What is expected :: Repeat the part of the rows below that opens with the line containing "Extract all elements" and closes with the line containing "column-number: 4 xyxy=(277,347,418,398)", including both of those lines.

── Material for this task

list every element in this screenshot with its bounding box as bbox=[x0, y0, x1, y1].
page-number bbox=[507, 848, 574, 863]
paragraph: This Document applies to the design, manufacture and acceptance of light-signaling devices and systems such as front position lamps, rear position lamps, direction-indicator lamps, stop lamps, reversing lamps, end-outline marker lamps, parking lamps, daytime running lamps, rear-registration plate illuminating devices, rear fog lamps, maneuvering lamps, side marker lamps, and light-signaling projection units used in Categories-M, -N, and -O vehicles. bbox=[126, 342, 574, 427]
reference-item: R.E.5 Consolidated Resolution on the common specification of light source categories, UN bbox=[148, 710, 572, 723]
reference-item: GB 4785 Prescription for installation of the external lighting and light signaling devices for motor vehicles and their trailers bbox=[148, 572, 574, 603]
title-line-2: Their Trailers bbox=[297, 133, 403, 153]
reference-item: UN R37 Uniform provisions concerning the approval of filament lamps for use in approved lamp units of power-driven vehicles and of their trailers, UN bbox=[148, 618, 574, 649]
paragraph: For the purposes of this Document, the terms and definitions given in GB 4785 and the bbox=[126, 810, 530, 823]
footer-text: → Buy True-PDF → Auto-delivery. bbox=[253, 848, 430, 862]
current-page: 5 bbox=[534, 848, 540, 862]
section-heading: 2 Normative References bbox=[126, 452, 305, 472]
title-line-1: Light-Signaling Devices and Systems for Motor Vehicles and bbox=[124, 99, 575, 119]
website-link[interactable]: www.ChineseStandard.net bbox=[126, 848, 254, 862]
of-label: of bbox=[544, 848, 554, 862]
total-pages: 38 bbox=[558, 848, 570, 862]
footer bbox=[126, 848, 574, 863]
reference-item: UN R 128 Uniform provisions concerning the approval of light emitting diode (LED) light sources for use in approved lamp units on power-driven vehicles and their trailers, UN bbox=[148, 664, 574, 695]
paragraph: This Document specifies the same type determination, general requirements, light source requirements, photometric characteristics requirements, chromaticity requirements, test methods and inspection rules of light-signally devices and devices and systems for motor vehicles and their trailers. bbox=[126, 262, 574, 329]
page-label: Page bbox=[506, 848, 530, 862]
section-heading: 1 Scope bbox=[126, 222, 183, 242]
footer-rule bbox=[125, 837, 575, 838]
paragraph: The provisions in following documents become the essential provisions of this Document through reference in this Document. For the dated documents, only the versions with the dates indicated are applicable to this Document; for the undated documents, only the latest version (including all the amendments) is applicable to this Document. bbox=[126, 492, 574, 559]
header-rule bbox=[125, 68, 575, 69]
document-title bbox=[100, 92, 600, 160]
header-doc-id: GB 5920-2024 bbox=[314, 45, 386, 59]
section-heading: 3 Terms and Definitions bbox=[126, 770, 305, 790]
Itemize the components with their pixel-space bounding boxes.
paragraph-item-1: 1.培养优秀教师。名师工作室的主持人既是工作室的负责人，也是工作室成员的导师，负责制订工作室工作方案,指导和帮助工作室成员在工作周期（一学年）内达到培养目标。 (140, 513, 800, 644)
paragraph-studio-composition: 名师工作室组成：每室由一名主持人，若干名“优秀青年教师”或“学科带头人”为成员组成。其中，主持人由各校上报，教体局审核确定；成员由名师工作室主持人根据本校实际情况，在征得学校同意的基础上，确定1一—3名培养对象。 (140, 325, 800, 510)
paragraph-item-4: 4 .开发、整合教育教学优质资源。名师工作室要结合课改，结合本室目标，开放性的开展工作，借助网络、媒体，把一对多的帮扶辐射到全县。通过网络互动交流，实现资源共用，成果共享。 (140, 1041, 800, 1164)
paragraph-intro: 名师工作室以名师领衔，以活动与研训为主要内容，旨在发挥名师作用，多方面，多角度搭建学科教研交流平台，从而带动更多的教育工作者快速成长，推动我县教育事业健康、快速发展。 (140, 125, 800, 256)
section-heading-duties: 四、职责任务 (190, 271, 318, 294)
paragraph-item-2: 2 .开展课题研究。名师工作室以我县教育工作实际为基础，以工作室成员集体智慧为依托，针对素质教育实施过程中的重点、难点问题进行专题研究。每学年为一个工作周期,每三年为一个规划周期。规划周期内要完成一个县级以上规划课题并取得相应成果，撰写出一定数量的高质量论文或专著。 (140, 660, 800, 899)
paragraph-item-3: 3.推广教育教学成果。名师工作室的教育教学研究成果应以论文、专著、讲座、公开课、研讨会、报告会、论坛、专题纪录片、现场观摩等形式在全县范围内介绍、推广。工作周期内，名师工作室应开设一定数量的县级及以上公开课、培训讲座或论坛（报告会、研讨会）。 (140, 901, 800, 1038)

────
── Material for this task

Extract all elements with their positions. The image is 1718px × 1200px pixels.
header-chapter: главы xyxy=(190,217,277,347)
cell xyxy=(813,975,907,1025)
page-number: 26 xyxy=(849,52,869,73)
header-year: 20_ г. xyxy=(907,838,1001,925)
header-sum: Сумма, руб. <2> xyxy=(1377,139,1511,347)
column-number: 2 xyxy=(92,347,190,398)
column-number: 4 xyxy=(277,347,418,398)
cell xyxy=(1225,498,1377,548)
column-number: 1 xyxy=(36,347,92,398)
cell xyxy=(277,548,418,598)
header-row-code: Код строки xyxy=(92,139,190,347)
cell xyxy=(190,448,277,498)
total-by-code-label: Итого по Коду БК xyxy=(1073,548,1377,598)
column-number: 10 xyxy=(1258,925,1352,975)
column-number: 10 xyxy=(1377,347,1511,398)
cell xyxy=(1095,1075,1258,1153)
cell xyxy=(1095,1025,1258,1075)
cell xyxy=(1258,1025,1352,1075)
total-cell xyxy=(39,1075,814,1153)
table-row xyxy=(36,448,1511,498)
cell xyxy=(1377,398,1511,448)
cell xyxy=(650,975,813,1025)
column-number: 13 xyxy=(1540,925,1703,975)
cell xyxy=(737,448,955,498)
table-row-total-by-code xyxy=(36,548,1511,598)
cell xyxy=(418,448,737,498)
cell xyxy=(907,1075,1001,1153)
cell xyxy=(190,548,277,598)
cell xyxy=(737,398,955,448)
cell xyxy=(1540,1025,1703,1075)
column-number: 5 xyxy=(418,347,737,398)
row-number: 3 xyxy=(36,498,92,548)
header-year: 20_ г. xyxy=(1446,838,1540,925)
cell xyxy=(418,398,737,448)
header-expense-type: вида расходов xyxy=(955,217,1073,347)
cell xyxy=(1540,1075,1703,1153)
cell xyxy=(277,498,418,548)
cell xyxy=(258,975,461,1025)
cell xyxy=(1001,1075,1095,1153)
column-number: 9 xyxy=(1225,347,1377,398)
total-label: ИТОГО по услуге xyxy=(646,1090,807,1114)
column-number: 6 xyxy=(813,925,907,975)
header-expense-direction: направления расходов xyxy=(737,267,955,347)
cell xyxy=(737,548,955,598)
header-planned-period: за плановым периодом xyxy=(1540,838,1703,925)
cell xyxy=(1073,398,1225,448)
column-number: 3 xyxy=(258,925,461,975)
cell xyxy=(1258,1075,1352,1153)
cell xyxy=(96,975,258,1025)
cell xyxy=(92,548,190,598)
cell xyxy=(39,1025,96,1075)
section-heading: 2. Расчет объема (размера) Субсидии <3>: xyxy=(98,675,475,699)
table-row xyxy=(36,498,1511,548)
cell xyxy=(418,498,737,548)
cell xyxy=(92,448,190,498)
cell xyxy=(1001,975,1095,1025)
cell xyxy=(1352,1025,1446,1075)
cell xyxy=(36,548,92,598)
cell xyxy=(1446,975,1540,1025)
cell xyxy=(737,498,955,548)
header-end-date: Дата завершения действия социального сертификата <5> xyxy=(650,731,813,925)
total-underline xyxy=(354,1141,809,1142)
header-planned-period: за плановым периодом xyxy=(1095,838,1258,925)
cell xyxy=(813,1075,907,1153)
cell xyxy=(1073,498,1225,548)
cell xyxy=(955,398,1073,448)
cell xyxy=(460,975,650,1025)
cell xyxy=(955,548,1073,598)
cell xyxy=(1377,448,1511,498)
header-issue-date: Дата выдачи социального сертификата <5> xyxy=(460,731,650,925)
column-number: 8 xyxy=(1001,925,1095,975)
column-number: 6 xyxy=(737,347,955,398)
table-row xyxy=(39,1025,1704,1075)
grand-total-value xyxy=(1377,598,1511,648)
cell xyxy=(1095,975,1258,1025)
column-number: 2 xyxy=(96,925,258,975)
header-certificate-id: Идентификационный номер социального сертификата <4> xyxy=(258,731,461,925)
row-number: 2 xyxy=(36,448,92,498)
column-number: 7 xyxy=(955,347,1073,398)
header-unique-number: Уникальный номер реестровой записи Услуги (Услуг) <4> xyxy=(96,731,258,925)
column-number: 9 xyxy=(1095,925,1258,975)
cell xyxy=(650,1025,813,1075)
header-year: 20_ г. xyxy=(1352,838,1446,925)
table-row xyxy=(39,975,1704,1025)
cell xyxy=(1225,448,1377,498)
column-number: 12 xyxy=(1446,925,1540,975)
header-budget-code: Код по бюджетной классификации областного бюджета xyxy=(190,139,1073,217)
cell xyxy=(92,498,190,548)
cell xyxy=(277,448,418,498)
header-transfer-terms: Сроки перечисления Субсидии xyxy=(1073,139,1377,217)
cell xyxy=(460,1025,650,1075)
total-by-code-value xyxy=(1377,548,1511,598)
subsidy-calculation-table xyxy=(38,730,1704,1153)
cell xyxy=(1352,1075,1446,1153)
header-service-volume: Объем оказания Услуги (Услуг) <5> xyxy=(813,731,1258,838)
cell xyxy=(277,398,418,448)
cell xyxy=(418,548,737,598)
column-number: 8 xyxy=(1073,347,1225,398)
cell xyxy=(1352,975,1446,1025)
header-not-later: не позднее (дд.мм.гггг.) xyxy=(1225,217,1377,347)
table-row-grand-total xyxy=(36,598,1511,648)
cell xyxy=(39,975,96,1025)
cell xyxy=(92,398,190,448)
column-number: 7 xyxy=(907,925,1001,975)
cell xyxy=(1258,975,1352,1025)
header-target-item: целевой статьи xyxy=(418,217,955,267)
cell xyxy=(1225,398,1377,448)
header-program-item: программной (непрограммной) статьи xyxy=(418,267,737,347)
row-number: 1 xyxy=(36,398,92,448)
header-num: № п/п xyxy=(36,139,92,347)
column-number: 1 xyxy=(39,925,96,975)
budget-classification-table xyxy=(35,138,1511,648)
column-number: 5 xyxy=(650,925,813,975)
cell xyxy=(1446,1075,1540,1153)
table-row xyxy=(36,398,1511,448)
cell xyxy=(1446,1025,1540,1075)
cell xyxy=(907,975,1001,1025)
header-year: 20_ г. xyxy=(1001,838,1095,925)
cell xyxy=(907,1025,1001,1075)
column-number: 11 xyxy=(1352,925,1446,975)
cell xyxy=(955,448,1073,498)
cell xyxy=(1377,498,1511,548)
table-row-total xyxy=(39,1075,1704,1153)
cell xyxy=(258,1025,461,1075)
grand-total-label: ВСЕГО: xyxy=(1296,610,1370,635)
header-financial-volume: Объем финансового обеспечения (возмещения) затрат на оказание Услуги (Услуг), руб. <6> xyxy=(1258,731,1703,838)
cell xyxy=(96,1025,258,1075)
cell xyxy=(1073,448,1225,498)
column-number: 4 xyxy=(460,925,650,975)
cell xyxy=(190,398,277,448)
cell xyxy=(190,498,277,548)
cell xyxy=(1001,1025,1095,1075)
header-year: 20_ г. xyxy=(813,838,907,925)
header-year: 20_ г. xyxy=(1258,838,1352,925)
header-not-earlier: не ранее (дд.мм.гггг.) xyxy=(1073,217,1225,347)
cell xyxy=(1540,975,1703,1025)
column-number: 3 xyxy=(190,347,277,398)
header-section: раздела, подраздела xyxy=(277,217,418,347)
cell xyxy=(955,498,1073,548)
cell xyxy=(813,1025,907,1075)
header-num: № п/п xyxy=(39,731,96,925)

────

Result below ::
Extract all elements with their positions. The image is 1718px × 1200px pixels.
header-chapter: главы xyxy=(190,217,277,347)
cell xyxy=(813,975,907,1025)
page-number: 26 xyxy=(849,52,869,73)
header-year: 20_ г. xyxy=(907,838,1001,925)
header-sum: Сумма, руб. <2> xyxy=(1377,139,1511,347)
column-number: 2 xyxy=(92,347,190,398)
column-number: 4 xyxy=(277,347,418,398)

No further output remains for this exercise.